## Instructions to follow
From the listing below, pull each line that includes "Butter".

## Data shown
++++++++

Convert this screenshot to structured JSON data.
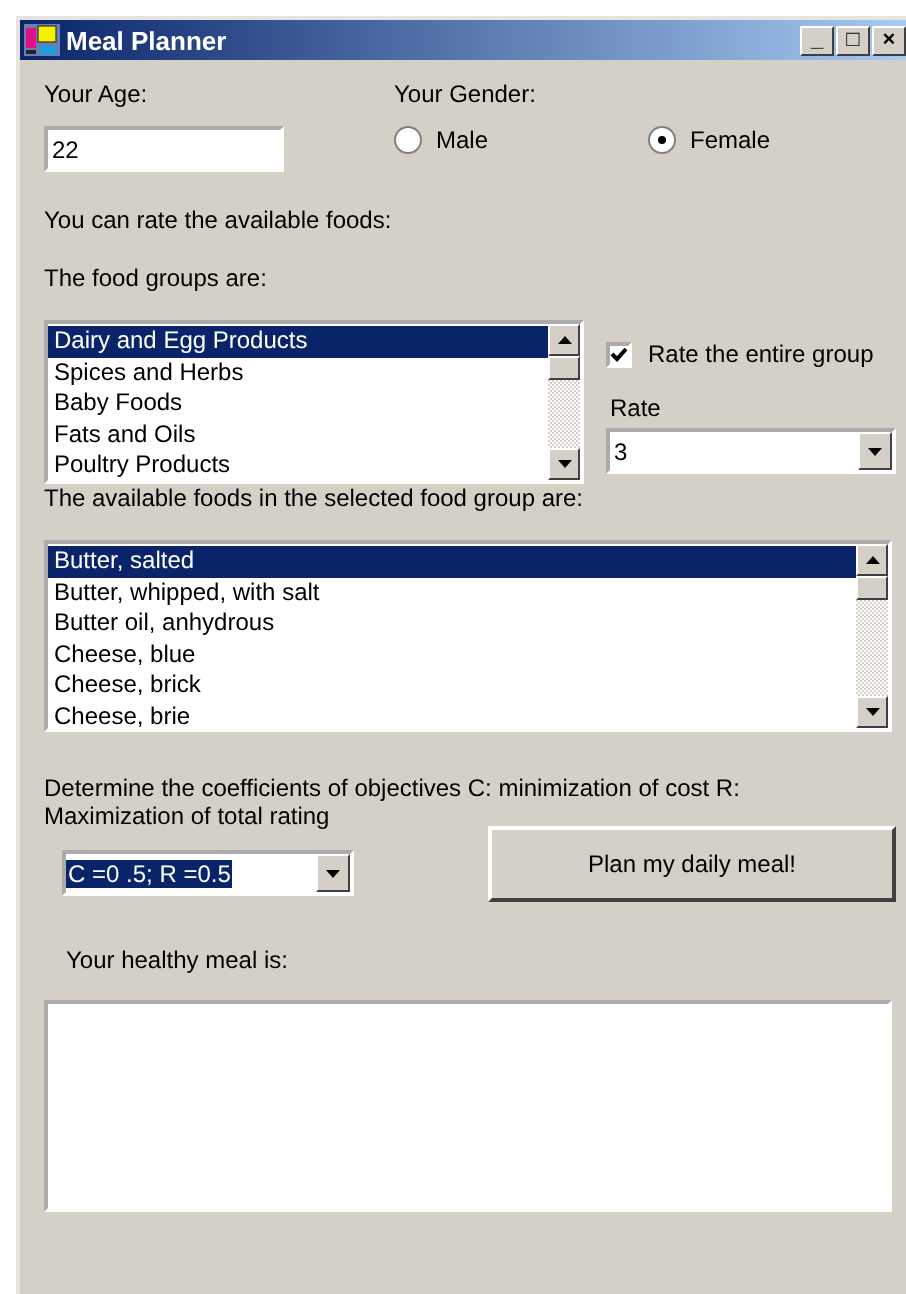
{
  "window": {
    "title": "Meal Planner",
    "controls": [
      "_",
      "□",
      "×"
    ]
  },
  "age": {
    "label": "Your Age:",
    "value": "22"
  },
  "gender": {
    "label": "Your Gender:",
    "options": [
      {
        "label": "Male",
        "selected": false
      },
      {
        "label": "Female",
        "selected": true
      }
    ]
  },
  "rate_intro": "You can rate the available foods:",
  "food_groups": {
    "label": "The food groups are:",
    "items": [
      {
        "label": "Dairy and Egg Products",
        "selected": true
      },
      {
        "label": "Spices and Herbs",
        "selected": false
      },
      {
        "label": "Baby Foods",
        "selected": false
      },
      {
        "label": "Fats and Oils",
        "selected": false
      },
      {
        "label": "Poultry Products",
        "selected": false
      }
    ]
  },
  "rate_group": {
    "label": "Rate the entire group",
    "checked": true
  },
  "rate": {
    "label": "Rate",
    "value": "3"
  },
  "foods": {
    "label": "The available foods in the selected food group are:",
    "items": [
      {
        "label": "Butter, salted",
        "selected": true
      },
      {
        "label": "Butter, whipped, with salt",
        "selected": false
      },
      {
        "label": "Butter oil, anhydrous",
        "selected": false
      },
      {
        "label": "Cheese, blue",
        "selected": false
      },
      {
        "label": "Cheese, brick",
        "selected": false
      },
      {
        "label": "Cheese, brie",
        "selected": false
      }
    ]
  },
  "coefficients": {
    "label": "Determine the coefficients of objectives C: minimization of cost R: Maximization of total rating",
    "value": "C =0 .5; R =0.5"
  },
  "plan_button": "Plan my daily meal!",
  "result": {
    "label": "Your healthy meal is:"
  }
}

++++++++

## Solution
        "label": "Butter, salted",
        "label": "Butter, whipped, with salt",
        "label": "Butter oil, anhydrous",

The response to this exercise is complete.